▶ [AIM OF THE TASK]: Gather all lines from the material that contain "JSON".
—————
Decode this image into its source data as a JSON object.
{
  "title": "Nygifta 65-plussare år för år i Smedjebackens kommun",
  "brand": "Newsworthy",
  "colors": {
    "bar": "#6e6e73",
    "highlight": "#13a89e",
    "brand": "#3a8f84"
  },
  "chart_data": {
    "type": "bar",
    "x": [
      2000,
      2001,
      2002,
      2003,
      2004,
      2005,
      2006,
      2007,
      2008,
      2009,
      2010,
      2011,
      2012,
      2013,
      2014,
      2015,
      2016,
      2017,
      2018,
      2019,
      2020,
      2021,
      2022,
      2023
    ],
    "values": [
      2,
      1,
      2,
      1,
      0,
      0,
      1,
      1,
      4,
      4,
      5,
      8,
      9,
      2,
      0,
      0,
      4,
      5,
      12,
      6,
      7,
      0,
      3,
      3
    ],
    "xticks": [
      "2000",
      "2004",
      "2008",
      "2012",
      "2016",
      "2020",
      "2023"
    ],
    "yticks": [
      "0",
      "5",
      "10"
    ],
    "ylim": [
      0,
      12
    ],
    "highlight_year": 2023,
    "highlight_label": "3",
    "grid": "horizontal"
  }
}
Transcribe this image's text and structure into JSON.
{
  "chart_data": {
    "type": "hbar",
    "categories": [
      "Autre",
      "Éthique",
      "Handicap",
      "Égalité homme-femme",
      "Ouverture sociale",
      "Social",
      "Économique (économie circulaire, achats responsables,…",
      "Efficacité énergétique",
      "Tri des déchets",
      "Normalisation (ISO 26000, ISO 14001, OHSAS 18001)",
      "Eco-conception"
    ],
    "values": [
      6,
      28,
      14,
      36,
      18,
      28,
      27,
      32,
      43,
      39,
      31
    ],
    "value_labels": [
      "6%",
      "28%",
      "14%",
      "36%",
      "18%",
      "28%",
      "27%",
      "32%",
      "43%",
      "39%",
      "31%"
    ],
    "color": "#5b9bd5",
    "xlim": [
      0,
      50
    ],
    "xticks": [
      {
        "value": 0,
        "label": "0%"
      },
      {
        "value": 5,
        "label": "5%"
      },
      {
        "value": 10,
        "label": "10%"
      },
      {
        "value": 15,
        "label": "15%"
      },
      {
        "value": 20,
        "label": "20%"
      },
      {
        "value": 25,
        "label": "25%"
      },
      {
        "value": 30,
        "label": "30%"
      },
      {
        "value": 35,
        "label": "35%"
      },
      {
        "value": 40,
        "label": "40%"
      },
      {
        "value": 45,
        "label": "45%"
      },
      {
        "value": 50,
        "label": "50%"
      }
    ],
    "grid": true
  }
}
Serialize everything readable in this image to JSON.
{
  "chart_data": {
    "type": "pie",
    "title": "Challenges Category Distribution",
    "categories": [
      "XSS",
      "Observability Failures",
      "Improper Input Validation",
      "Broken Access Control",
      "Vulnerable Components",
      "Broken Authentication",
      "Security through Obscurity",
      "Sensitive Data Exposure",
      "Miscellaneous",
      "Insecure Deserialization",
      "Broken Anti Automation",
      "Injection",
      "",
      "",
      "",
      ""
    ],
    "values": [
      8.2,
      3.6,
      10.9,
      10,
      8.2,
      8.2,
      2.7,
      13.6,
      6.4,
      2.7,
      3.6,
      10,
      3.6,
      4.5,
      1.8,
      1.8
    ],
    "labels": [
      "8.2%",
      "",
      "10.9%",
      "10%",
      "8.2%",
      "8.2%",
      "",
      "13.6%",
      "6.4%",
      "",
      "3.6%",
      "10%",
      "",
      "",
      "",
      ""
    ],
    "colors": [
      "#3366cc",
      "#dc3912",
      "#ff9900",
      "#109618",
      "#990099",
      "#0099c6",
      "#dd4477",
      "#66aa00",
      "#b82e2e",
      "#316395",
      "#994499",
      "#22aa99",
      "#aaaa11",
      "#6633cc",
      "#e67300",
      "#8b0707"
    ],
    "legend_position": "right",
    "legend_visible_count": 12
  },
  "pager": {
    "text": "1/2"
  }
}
—————
▶ [REPLY]:
Decode this image into its source data as a JSON object.
Transcribe this image's text and structure into JSON.
Serialize everything readable in this image to JSON.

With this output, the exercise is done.